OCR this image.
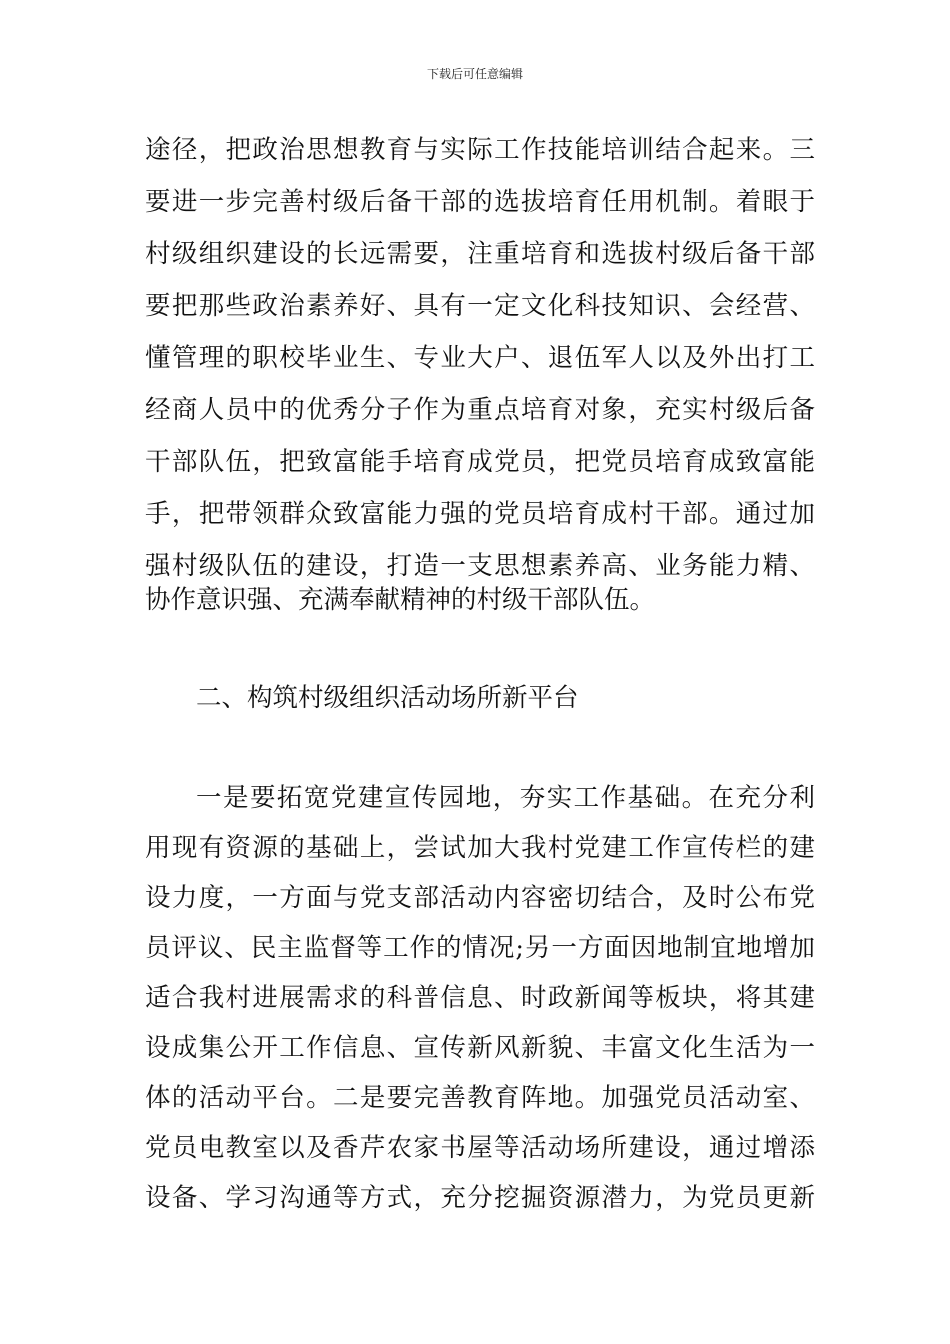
下载后可任意编辑
途径，把政治思想教育与实际工作技能培训结合起来。三
要进一步完善村级后备干部的选拔培育任用机制。着眼于
村级组织建设的长远需要，注重培育和选拔村级后备干部
要把那些政治素养好、具有一定文化科技知识、会经营、
懂管理的职校毕业生、专业大户、退伍军人以及外出打工
经商人员中的优秀分子作为重点培育对象，充实村级后备
干部队伍，把致富能手培育成党员，把党员培育成致富能
手，把带领群众致富能力强的党员培育成村干部。通过加
强村级队伍的建设，打造一支思想素养高、业务能力精、
协作意识强、充满奉献精神的村级干部队伍。
二、构筑村级组织活动场所新平台
一是要拓宽党建宣传园地，夯实工作基础。在充分利
用现有资源的基础上，尝试加大我村党建工作宣传栏的建
设力度，一方面与党支部活动内容密切结合，及时公布党
员评议、民主监督等工作的情况;另一方面因地制宜地增加
适合我村进展需求的科普信息、时政新闻等板块，将其建
设成集公开工作信息、宣传新风新貌、丰富文化生活为一
体的活动平台。二是要完善教育阵地。加强党员活动室、
党员电教室以及香芹农家书屋等活动场所建设，通过增添
设备、学习沟通等方式，充分挖掘资源潜力，为党员更新
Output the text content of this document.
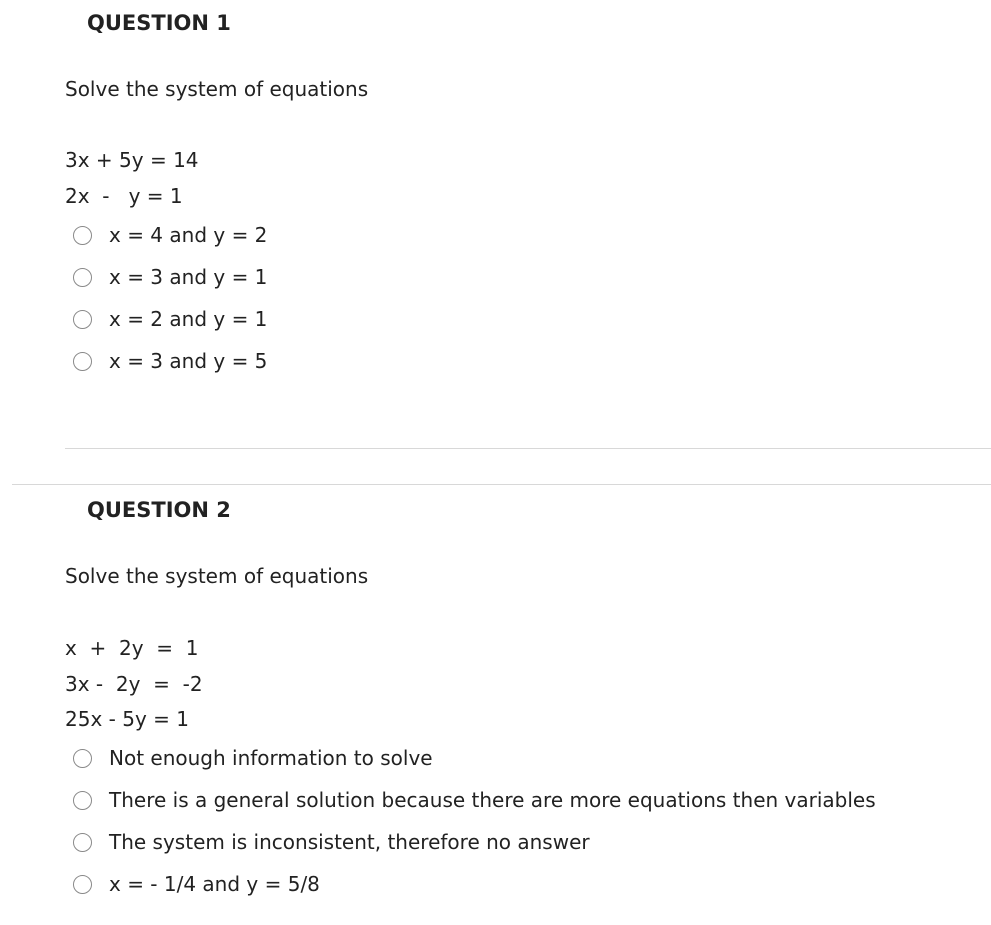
QUESTION 1
Solve the system of equations
3x + 5y = 14
2x  -   y = 1
x = 4 and y = 2
x = 3 and y = 1
x = 2 and y = 1
x = 3 and y = 5
QUESTION 2
Solve the system of equations
x  +  2y  =  1
3x -  2y  =  -2
25x - 5y = 1
Not enough information to solve
There is a general solution because there are more equations then variables
The system is inconsistent, therefore no answer
x = - 1/4 and y = 5/8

● ● ●

STATED PROBLEM: Reproduce the full material exactly, excluding the pictures.

RESULT:
OCR this image.
下载后可任意编辑
途径，把政治思想教育与实际工作技能培训结合起来。三
要进一步完善村级后备干部的选拔培育任用机制。着眼于
村级组织建设的长远需要，注重培育和选拔村级后备干部
要把那些政治素养好、具有一定文化科技知识、会经营、
懂管理的职校毕业生、专业大户、退伍军人以及外出打工
经商人员中的优秀分子作为重点培育对象，充实村级后备
干部队伍，把致富能手培育成党员，把党员培育成致富能
手，把带领群众致富能力强的党员培育成村干部。通过加
强村级队伍的建设，打造一支思想素养高、业务能力精、
协作意识强、充满奉献精神的村级干部队伍。
二、构筑村级组织活动场所新平台
一是要拓宽党建宣传园地，夯实工作基础。在充分利
用现有资源的基础上，尝试加大我村党建工作宣传栏的建
设力度，一方面与党支部活动内容密切结合，及时公布党
员评议、民主监督等工作的情况;另一方面因地制宜地增加
适合我村进展需求的科普信息、时政新闻等板块，将其建
设成集公开工作信息、宣传新风新貌、丰富文化生活为一
体的活动平台。二是要完善教育阵地。加强党员活动室、
党员电教室以及香芹农家书屋等活动场所建设，通过增添
设备、学习沟通等方式，充分挖掘资源潜力，为党员更新
Output the text content of this document.
QUESTION 1
Solve the system of equations
3x + 5y = 14
2x  -   y = 1
x = 4 and y = 2
x = 3 and y = 1
x = 2 and y = 1
x = 3 and y = 5
QUESTION 2
Solve the system of equations
x  +  2y  =  1
3x -  2y  =  -2
25x - 5y = 1
Not enough information to solve
There is a general solution because there are more equations then variables
The system is inconsistent, therefore no answer
x = - 1/4 and y = 5/8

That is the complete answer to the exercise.